Aim
Retype everything in the listing, leaving each line exactly as it is.
## Begin
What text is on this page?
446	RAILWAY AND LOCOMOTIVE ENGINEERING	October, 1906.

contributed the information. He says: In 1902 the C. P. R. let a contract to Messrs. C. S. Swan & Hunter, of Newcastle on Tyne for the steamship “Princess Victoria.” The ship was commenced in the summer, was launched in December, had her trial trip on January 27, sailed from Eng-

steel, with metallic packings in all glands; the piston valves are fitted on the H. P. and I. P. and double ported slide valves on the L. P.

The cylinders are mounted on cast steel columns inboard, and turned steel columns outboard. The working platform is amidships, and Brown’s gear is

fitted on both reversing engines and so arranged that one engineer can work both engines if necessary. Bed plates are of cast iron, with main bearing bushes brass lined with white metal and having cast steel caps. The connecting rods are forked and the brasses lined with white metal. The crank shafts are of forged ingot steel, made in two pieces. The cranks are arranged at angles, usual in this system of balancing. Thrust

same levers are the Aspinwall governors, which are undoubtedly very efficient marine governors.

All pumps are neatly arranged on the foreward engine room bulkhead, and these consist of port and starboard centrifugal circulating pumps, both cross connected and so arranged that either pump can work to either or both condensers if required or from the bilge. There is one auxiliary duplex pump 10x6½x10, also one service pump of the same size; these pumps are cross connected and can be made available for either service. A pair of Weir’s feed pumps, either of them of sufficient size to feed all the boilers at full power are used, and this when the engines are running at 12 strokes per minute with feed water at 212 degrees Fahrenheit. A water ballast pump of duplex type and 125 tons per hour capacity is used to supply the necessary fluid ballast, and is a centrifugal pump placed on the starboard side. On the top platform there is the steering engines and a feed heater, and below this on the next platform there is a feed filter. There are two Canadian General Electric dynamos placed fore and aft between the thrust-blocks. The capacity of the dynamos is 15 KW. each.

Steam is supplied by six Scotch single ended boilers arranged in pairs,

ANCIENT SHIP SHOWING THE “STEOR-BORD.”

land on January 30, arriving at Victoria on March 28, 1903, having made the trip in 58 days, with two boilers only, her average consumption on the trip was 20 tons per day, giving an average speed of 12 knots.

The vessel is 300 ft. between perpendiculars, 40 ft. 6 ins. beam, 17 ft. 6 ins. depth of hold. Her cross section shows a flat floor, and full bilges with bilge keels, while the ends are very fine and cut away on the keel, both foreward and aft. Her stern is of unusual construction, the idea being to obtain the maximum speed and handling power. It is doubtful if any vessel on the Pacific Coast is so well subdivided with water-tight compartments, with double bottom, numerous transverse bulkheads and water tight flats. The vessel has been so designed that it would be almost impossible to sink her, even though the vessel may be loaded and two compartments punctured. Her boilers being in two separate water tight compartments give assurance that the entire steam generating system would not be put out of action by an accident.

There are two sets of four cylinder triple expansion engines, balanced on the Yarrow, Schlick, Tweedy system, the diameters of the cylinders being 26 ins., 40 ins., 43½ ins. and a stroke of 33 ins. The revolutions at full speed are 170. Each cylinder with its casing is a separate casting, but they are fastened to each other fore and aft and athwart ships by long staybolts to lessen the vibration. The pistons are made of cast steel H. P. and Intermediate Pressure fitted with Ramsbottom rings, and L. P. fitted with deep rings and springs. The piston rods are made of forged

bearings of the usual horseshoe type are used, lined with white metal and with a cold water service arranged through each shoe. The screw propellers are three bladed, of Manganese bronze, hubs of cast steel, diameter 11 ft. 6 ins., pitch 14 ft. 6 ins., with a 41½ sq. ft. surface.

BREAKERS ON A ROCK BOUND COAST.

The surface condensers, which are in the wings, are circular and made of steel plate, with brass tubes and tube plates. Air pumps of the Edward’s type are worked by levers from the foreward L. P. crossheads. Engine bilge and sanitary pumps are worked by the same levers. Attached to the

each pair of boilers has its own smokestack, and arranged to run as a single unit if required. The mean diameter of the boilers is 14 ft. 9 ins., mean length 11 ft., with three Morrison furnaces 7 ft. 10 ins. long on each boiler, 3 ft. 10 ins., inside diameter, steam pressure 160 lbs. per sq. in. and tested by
## End
Written response
What text is on this page?
446	RAILWAY AND LOCOMOTIVE ENGINEERING	October, 1906.

contributed the information. He says: In 1902 the C. P. R. let a contract to Messrs. C. S. Swan & Hunter, of Newcastle on Tyne for the steamship “Princess Victoria.” The ship was commenced in the summer, was launched in December, had her trial trip on January 27, sailed from Eng-

steel, with metallic packings in all glands; the piston valves are fitted on the H. P. and I. P. and double ported slide valves on the L. P.

The cylinders are mounted on cast steel columns inboard, and turned steel columns outboard. The working platform is amidships, and Brown’s gear is

fitted on both reversing engines and so arranged that one engineer can work both engines if necessary. Bed plates are of cast iron, with main bearing bushes brass lined with white metal and having cast steel caps. The connecting rods are forked and the brasses lined with white metal. The crank shafts are of forged ingot steel, made in two pieces. The cranks are arranged at angles, usual in this system of balancing. Thrust

same levers are the Aspinwall governors, which are undoubtedly very efficient marine governors.

All pumps are neatly arranged on the foreward engine room bulkhead, and these consist of port and starboard centrifugal circulating pumps, both cross connected and so arranged that either pump can work to either or both condensers if required or from the bilge. There is one auxiliary duplex pump 10x6½x10, also one service pump of the same size; these pumps are cross connected and can be made available for either service. A pair of Weir’s feed pumps, either of them of sufficient size to feed all the boilers at full power are used, and this when the engines are running at 12 strokes per minute with feed water at 212 degrees Fahrenheit. A water ballast pump of duplex type and 125 tons per hour capacity is used to supply the necessary fluid ballast, and is a centrifugal pump placed on the starboard side. On the top platform there is the steering engines and a feed heater, and below this on the next platform there is a feed filter. There are two Canadian General Electric dynamos placed fore and aft between the thrust-blocks. The capacity of the dynamos is 15 KW. each.

Steam is supplied by six Scotch single ended boilers arranged in pairs,

ANCIENT SHIP SHOWING THE “STEOR-BORD.”

land on January 30, arriving at Victoria on March 28, 1903, having made the trip in 58 days, with two boilers only, her average consumption on the trip was 20 tons per day, giving an average speed of 12 knots.

The vessel is 300 ft. between perpendiculars, 40 ft. 6 ins. beam, 17 ft. 6 ins. depth of hold. Her cross section shows a flat floor, and full bilges with bilge keels, while the ends are very fine and cut away on the keel, both foreward and aft. Her stern is of unusual construction, the idea being to obtain the maximum speed and handling power. It is doubtful if any vessel on the Pacific Coast is so well subdivided with water-tight compartments, with double bottom, numerous transverse bulkheads and water tight flats. The vessel has been so designed that it would be almost impossible to sink her, even though the vessel may be loaded and two compartments punctured. Her boilers being in two separate water tight compartments give assurance that the entire steam generating system would not be put out of action by an accident.

There are two sets of four cylinder triple expansion engines, balanced on the Yarrow, Schlick, Tweedy system, the diameters of the cylinders being 26 ins., 40 ins., 43½ ins. and a stroke of 33 ins. The revolutions at full speed are 170. Each cylinder with its casing is a separate casting, but they are fastened to each other fore and aft and athwart ships by long staybolts to lessen the vibration. The pistons are made of cast steel H. P. and Intermediate Pressure fitted with Ramsbottom rings, and L. P. fitted with deep rings and springs. The piston rods are made of forged

bearings of the usual horseshoe type are used, lined with white metal and with a cold water service arranged through each shoe. The screw propellers are three bladed, of Manganese bronze, hubs of cast steel, diameter 11 ft. 6 ins., pitch 14 ft. 6 ins., with a 41½ sq. ft. surface.

BREAKERS ON A ROCK BOUND COAST.

The surface condensers, which are in the wings, are circular and made of steel plate, with brass tubes and tube plates. Air pumps of the Edward’s type are worked by levers from the foreward L. P. crossheads. Engine bilge and sanitary pumps are worked by the same levers. Attached to the

each pair of boilers has its own smokestack, and arranged to run as a single unit if required. The mean diameter of the boilers is 14 ft. 9 ins., mean length 11 ft., with three Morrison furnaces 7 ft. 10 ins. long on each boiler, 3 ft. 10 ins., inside diameter, steam pressure 160 lbs. per sq. in. and tested by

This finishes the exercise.